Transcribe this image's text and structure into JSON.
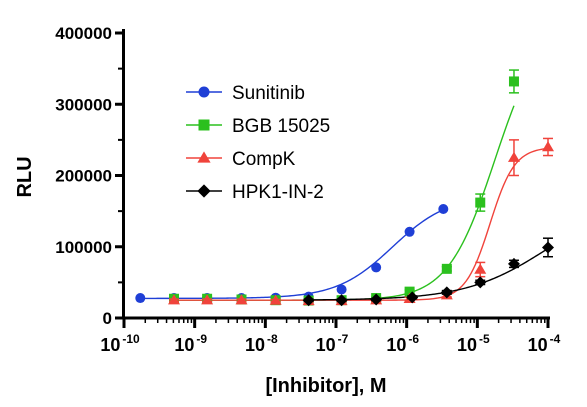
{
  "chart_data": {
    "type": "scatter",
    "xlabel": "[Inhibitor], M",
    "ylabel": "RLU",
    "x_scale": "log10",
    "xlim": [
      1e-10,
      0.0001
    ],
    "ylim": [
      0,
      400000
    ],
    "x_ticks": [
      {
        "value": 1e-10,
        "base": "10",
        "exp": "-10"
      },
      {
        "value": 1e-09,
        "base": "10",
        "exp": "-9"
      },
      {
        "value": 1e-08,
        "base": "10",
        "exp": "-8"
      },
      {
        "value": 1e-07,
        "base": "10",
        "exp": "-7"
      },
      {
        "value": 1e-06,
        "base": "10",
        "exp": "-6"
      },
      {
        "value": 1e-05,
        "base": "10",
        "exp": "-5"
      },
      {
        "value": 0.0001,
        "base": "10",
        "exp": "-4"
      }
    ],
    "y_ticks": [
      {
        "value": 0,
        "label": "0"
      },
      {
        "value": 100000,
        "label": "100000"
      },
      {
        "value": 200000,
        "label": "200000"
      },
      {
        "value": 300000,
        "label": "300000"
      },
      {
        "value": 400000,
        "label": "400000"
      }
    ],
    "legend_position": "upper-left",
    "series": [
      {
        "name": "Sunitinib",
        "color": "#1f3fd6",
        "marker": "circle",
        "points": [
          {
            "x": 1.7e-10,
            "y": 28000
          },
          {
            "x": 5.1e-10,
            "y": 28000
          },
          {
            "x": 1.5e-09,
            "y": 28000
          },
          {
            "x": 4.6e-09,
            "y": 28000
          },
          {
            "x": 1.4e-08,
            "y": 28500
          },
          {
            "x": 4.1e-08,
            "y": 30000
          },
          {
            "x": 1.2e-07,
            "y": 40000
          },
          {
            "x": 3.7e-07,
            "y": 71000
          },
          {
            "x": 1.1e-06,
            "y": 121000
          },
          {
            "x": 3.3e-06,
            "y": 153000
          }
        ],
        "curve": {
          "bottom": 27500,
          "top": 172000,
          "log_ec50": -6.2,
          "hill": 1.1,
          "x_from": 1.7e-10,
          "x_to": 3.3e-06
        }
      },
      {
        "name": "BGB 15025",
        "color": "#2bc01e",
        "marker": "square",
        "points": [
          {
            "x": 5.1e-10,
            "y": 27000,
            "err": 2000
          },
          {
            "x": 1.5e-09,
            "y": 27000,
            "err": 2000
          },
          {
            "x": 4.6e-09,
            "y": 26000,
            "err": 2000
          },
          {
            "x": 1.4e-08,
            "y": 25000,
            "err": 2000
          },
          {
            "x": 4.1e-08,
            "y": 24500,
            "err": 2000
          },
          {
            "x": 1.2e-07,
            "y": 25000,
            "err": 2000
          },
          {
            "x": 3.7e-07,
            "y": 28000,
            "err": 2000
          },
          {
            "x": 1.1e-06,
            "y": 37000,
            "err": 2500
          },
          {
            "x": 3.7e-06,
            "y": 69000,
            "err": 3000
          },
          {
            "x": 1.1e-05,
            "y": 162000,
            "err": 12000
          },
          {
            "x": 3.3e-05,
            "y": 332000,
            "err": 16000
          }
        ],
        "curve": {
          "bottom": 25000,
          "top": 420000,
          "log_ec50": -4.75,
          "hill": 1.3,
          "x_from": 5.1e-10,
          "x_to": 3.3e-05
        }
      },
      {
        "name": "CompK",
        "color": "#f0433b",
        "marker": "triangle",
        "points": [
          {
            "x": 5.1e-10,
            "y": 25000,
            "err": 1500
          },
          {
            "x": 1.5e-09,
            "y": 25000,
            "err": 1500
          },
          {
            "x": 4.6e-09,
            "y": 25000,
            "err": 1500
          },
          {
            "x": 1.4e-08,
            "y": 24500,
            "err": 1500
          },
          {
            "x": 4.1e-08,
            "y": 24000,
            "err": 1500
          },
          {
            "x": 1.2e-07,
            "y": 24000,
            "err": 1500
          },
          {
            "x": 3.7e-07,
            "y": 25000,
            "err": 1500
          },
          {
            "x": 1.1e-06,
            "y": 27000,
            "err": 2000
          },
          {
            "x": 3.7e-06,
            "y": 32000,
            "err": 2500
          },
          {
            "x": 1.1e-05,
            "y": 68000,
            "err": 10000
          },
          {
            "x": 3.3e-05,
            "y": 225000,
            "err": 25000
          },
          {
            "x": 0.0001,
            "y": 240000,
            "err": 12000
          }
        ],
        "curve": {
          "bottom": 25000,
          "top": 240000,
          "log_ec50": -4.82,
          "hill": 2.5,
          "x_from": 5.1e-10,
          "x_to": 0.0001
        }
      },
      {
        "name": "HPK1-IN-2",
        "color": "#000000",
        "marker": "diamond",
        "points": [
          {
            "x": 4.1e-08,
            "y": 25000,
            "err": 1500
          },
          {
            "x": 1.2e-07,
            "y": 25000,
            "err": 1500
          },
          {
            "x": 3.7e-07,
            "y": 26000,
            "err": 1500
          },
          {
            "x": 1.2e-06,
            "y": 29000,
            "err": 2000
          },
          {
            "x": 3.7e-06,
            "y": 36000,
            "err": 2500
          },
          {
            "x": 1.1e-05,
            "y": 50000,
            "err": 3000
          },
          {
            "x": 3.3e-05,
            "y": 76000,
            "err": 5000
          },
          {
            "x": 0.0001,
            "y": 99000,
            "err": 13000
          }
        ],
        "curve": {
          "bottom": 25000,
          "top": 170000,
          "log_ec50": -4.0,
          "hill": 0.75,
          "x_from": 4.1e-08,
          "x_to": 0.0001
        }
      }
    ]
  }
}
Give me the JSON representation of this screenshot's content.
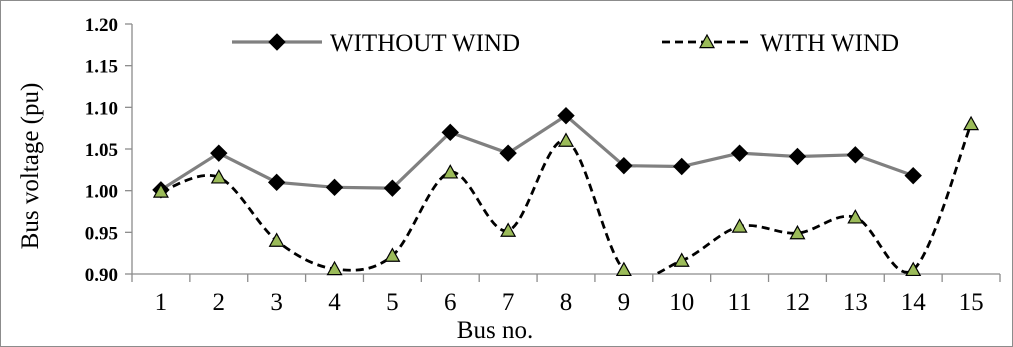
{
  "chart_data": {
    "type": "line",
    "title": "",
    "xlabel": "Bus no.",
    "ylabel": "Bus voltage (pu)",
    "ylim": [
      0.9,
      1.2
    ],
    "yticks": [
      "0.90",
      "0.95",
      "1.00",
      "1.05",
      "1.10",
      "1.15",
      "1.20"
    ],
    "categories": [
      "1",
      "2",
      "3",
      "4",
      "5",
      "6",
      "7",
      "8",
      "9",
      "10",
      "11",
      "12",
      "13",
      "14",
      "15"
    ],
    "legend_position": "top",
    "grid": false,
    "series": [
      {
        "name": "WITHOUT WIND",
        "style": "solid",
        "color": "#808080",
        "marker": "diamond",
        "marker_color": "#000000",
        "smooth": false,
        "values": [
          1.001,
          1.045,
          1.01,
          1.004,
          1.003,
          1.07,
          1.045,
          1.09,
          1.03,
          1.029,
          1.045,
          1.041,
          1.043,
          1.018,
          null
        ]
      },
      {
        "name": "WITH WIND",
        "style": "dashed",
        "color": "#000000",
        "marker": "triangle",
        "marker_color": "#9bbb59",
        "smooth": true,
        "values": [
          0.999,
          1.016,
          0.94,
          0.906,
          0.922,
          1.022,
          0.952,
          1.06,
          0.905,
          0.916,
          0.957,
          0.949,
          0.968,
          0.905,
          1.08
        ]
      }
    ]
  }
}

·····

Transcribe each line above verbatim, with the pictures left out.

Transcribe this image's text and structure into JSON.
{
  "chart_data": {
    "type": "scatter",
    "xlabel": "[Inhibitor], M",
    "ylabel": "RLU",
    "x_scale": "log10",
    "xlim": [
      1e-10,
      0.0001
    ],
    "ylim": [
      0,
      400000
    ],
    "x_ticks": [
      {
        "value": 1e-10,
        "base": "10",
        "exp": "-10"
      },
      {
        "value": 1e-09,
        "base": "10",
        "exp": "-9"
      },
      {
        "value": 1e-08,
        "base": "10",
        "exp": "-8"
      },
      {
        "value": 1e-07,
        "base": "10",
        "exp": "-7"
      },
      {
        "value": 1e-06,
        "base": "10",
        "exp": "-6"
      },
      {
        "value": 1e-05,
        "base": "10",
        "exp": "-5"
      },
      {
        "value": 0.0001,
        "base": "10",
        "exp": "-4"
      }
    ],
    "y_ticks": [
      {
        "value": 0,
        "label": "0"
      },
      {
        "value": 100000,
        "label": "100000"
      },
      {
        "value": 200000,
        "label": "200000"
      },
      {
        "value": 300000,
        "label": "300000"
      },
      {
        "value": 400000,
        "label": "400000"
      }
    ],
    "legend_position": "upper-left",
    "series": [
      {
        "name": "Sunitinib",
        "color": "#1f3fd6",
        "marker": "circle",
        "points": [
          {
            "x": 1.7e-10,
            "y": 28000
          },
          {
            "x": 5.1e-10,
            "y": 28000
          },
          {
            "x": 1.5e-09,
            "y": 28000
          },
          {
            "x": 4.6e-09,
            "y": 28000
          },
          {
            "x": 1.4e-08,
            "y": 28500
          },
          {
            "x": 4.1e-08,
            "y": 30000
          },
          {
            "x": 1.2e-07,
            "y": 40000
          },
          {
            "x": 3.7e-07,
            "y": 71000
          },
          {
            "x": 1.1e-06,
            "y": 121000
          },
          {
            "x": 3.3e-06,
            "y": 153000
          }
        ],
        "curve": {
          "bottom": 27500,
          "top": 172000,
          "log_ec50": -6.2,
          "hill": 1.1,
          "x_from": 1.7e-10,
          "x_to": 3.3e-06
        }
      },
      {
        "name": "BGB 15025",
        "color": "#2bc01e",
        "marker": "square",
        "points": [
          {
            "x": 5.1e-10,
            "y": 27000,
            "err": 2000
          },
          {
            "x": 1.5e-09,
            "y": 27000,
            "err": 2000
          },
          {
            "x": 4.6e-09,
            "y": 26000,
            "err": 2000
          },
          {
            "x": 1.4e-08,
            "y": 25000,
            "err": 2000
          },
          {
            "x": 4.1e-08,
            "y": 24500,
            "err": 2000
          },
          {
            "x": 1.2e-07,
            "y": 25000,
            "err": 2000
          },
          {
            "x": 3.7e-07,
            "y": 28000,
            "err": 2000
          },
          {
            "x": 1.1e-06,
            "y": 37000,
            "err": 2500
          },
          {
            "x": 3.7e-06,
            "y": 69000,
            "err": 3000
          },
          {
            "x": 1.1e-05,
            "y": 162000,
            "err": 12000
          },
          {
            "x": 3.3e-05,
            "y": 332000,
            "err": 16000
          }
        ],
        "curve": {
          "bottom": 25000,
          "top": 420000,
          "log_ec50": -4.75,
          "hill": 1.3,
          "x_from": 5.1e-10,
          "x_to": 3.3e-05
        }
      },
      {
        "name": "CompK",
        "color": "#f0433b",
        "marker": "triangle",
        "points": [
          {
            "x": 5.1e-10,
            "y": 25000,
            "err": 1500
          },
          {
            "x": 1.5e-09,
            "y": 25000,
            "err": 1500
          },
          {
            "x": 4.6e-09,
            "y": 25000,
            "err": 1500
          },
          {
            "x": 1.4e-08,
            "y": 24500,
            "err": 1500
          },
          {
            "x": 4.1e-08,
            "y": 24000,
            "err": 1500
          },
          {
            "x": 1.2e-07,
            "y": 24000,
            "err": 1500
          },
          {
            "x": 3.7e-07,
            "y": 25000,
            "err": 1500
          },
          {
            "x": 1.1e-06,
            "y": 27000,
            "err": 2000
          },
          {
            "x": 3.7e-06,
            "y": 32000,
            "err": 2500
          },
          {
            "x": 1.1e-05,
            "y": 68000,
            "err": 10000
          },
          {
            "x": 3.3e-05,
            "y": 225000,
            "err": 25000
          },
          {
            "x": 0.0001,
            "y": 240000,
            "err": 12000
          }
        ],
        "curve": {
          "bottom": 25000,
          "top": 240000,
          "log_ec50": -4.82,
          "hill": 2.5,
          "x_from": 5.1e-10,
          "x_to": 0.0001
        }
      },
      {
        "name": "HPK1-IN-2",
        "color": "#000000",
        "marker": "diamond",
        "points": [
          {
            "x": 4.1e-08,
            "y": 25000,
            "err": 1500
          },
          {
            "x": 1.2e-07,
            "y": 25000,
            "err": 1500
          },
          {
            "x": 3.7e-07,
            "y": 26000,
            "err": 1500
          },
          {
            "x": 1.2e-06,
            "y": 29000,
            "err": 2000
          },
          {
            "x": 3.7e-06,
            "y": 36000,
            "err": 2500
          },
          {
            "x": 1.1e-05,
            "y": 50000,
            "err": 3000
          },
          {
            "x": 3.3e-05,
            "y": 76000,
            "err": 5000
          },
          {
            "x": 0.0001,
            "y": 99000,
            "err": 13000
          }
        ],
        "curve": {
          "bottom": 25000,
          "top": 170000,
          "log_ec50": -4.0,
          "hill": 0.75,
          "x_from": 4.1e-08,
          "x_to": 0.0001
        }
      }
    ]
  }
}
Give me the JSON representation of this screenshot's content.
{
  "chart_data": {
    "type": "line",
    "title": "",
    "xlabel": "Bus no.",
    "ylabel": "Bus voltage (pu)",
    "ylim": [
      0.9,
      1.2
    ],
    "yticks": [
      "0.90",
      "0.95",
      "1.00",
      "1.05",
      "1.10",
      "1.15",
      "1.20"
    ],
    "categories": [
      "1",
      "2",
      "3",
      "4",
      "5",
      "6",
      "7",
      "8",
      "9",
      "10",
      "11",
      "12",
      "13",
      "14",
      "15"
    ],
    "legend_position": "top",
    "grid": false,
    "series": [
      {
        "name": "WITHOUT WIND",
        "style": "solid",
        "color": "#808080",
        "marker": "diamond",
        "marker_color": "#000000",
        "smooth": false,
        "values": [
          1.001,
          1.045,
          1.01,
          1.004,
          1.003,
          1.07,
          1.045,
          1.09,
          1.03,
          1.029,
          1.045,
          1.041,
          1.043,
          1.018,
          null
        ]
      },
      {
        "name": "WITH WIND",
        "style": "dashed",
        "color": "#000000",
        "marker": "triangle",
        "marker_color": "#9bbb59",
        "smooth": true,
        "values": [
          0.999,
          1.016,
          0.94,
          0.906,
          0.922,
          1.022,
          0.952,
          1.06,
          0.905,
          0.916,
          0.957,
          0.949,
          0.968,
          0.905,
          1.08
        ]
      }
    ]
  }
}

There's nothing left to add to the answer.